Extracted records

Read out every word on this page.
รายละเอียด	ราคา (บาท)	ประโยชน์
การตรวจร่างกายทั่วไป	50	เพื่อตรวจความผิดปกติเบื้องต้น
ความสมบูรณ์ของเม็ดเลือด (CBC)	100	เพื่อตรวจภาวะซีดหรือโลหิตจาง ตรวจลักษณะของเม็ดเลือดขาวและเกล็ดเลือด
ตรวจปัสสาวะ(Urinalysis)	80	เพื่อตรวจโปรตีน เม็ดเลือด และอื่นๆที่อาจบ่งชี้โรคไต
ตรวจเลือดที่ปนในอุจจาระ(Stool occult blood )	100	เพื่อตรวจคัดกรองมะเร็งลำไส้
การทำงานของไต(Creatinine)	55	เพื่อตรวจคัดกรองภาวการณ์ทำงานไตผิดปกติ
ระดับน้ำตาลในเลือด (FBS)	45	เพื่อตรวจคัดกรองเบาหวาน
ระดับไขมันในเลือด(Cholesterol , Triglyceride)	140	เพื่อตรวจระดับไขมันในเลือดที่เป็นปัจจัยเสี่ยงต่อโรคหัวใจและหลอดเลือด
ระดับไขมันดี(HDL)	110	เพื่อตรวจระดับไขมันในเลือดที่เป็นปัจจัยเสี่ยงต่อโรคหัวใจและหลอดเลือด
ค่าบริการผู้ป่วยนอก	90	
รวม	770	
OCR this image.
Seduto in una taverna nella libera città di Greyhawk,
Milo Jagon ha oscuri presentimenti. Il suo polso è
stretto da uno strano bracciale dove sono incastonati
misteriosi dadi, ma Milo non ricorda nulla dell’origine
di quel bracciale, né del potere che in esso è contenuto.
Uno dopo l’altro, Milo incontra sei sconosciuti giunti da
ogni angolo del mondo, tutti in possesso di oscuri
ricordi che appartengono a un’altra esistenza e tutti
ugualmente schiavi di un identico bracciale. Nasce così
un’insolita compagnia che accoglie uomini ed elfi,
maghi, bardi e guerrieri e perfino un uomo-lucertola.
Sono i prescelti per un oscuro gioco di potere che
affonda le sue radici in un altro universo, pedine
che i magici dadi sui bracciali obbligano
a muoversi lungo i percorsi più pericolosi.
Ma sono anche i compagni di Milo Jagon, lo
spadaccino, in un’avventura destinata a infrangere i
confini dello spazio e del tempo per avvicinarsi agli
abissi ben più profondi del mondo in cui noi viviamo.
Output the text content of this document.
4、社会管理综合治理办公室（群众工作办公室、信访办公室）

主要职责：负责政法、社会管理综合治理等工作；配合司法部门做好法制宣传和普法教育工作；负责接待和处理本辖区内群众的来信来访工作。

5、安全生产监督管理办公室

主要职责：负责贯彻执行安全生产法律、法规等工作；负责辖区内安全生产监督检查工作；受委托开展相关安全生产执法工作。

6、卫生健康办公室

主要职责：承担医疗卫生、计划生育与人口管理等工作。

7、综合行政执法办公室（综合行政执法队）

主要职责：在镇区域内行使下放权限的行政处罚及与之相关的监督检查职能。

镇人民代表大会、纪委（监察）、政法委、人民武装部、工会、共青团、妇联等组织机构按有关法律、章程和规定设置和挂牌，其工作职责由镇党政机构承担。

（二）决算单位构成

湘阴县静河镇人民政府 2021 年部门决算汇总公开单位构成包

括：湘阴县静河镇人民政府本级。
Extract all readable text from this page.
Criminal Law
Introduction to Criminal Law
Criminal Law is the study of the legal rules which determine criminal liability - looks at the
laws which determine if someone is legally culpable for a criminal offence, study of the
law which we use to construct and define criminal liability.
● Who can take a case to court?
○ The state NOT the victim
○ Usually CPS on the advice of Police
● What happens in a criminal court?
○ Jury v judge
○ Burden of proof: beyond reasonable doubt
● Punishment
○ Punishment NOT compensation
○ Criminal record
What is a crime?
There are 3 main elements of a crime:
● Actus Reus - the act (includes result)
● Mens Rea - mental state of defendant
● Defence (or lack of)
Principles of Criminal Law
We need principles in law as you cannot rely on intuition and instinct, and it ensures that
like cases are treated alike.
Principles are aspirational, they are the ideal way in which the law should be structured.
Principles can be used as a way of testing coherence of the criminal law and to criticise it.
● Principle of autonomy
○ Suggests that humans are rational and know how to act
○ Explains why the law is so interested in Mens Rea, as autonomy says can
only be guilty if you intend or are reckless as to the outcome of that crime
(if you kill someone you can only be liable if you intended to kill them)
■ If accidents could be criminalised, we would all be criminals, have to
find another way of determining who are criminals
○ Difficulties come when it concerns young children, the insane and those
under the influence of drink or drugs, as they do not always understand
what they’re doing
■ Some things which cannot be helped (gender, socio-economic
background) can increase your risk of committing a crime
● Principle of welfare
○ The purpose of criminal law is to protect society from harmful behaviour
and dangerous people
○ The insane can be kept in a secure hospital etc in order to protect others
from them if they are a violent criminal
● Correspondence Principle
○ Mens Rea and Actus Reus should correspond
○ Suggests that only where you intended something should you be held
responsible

• [Instructions for the task] Where a line of the records above holds the word "they", copy that line.

• [Written solution]
Principles are aspirational, they are the ideal way in which the law should be structured.
under the influence of drink or drugs, as they do not always understand
what they’re doing
from them if they are a violent criminal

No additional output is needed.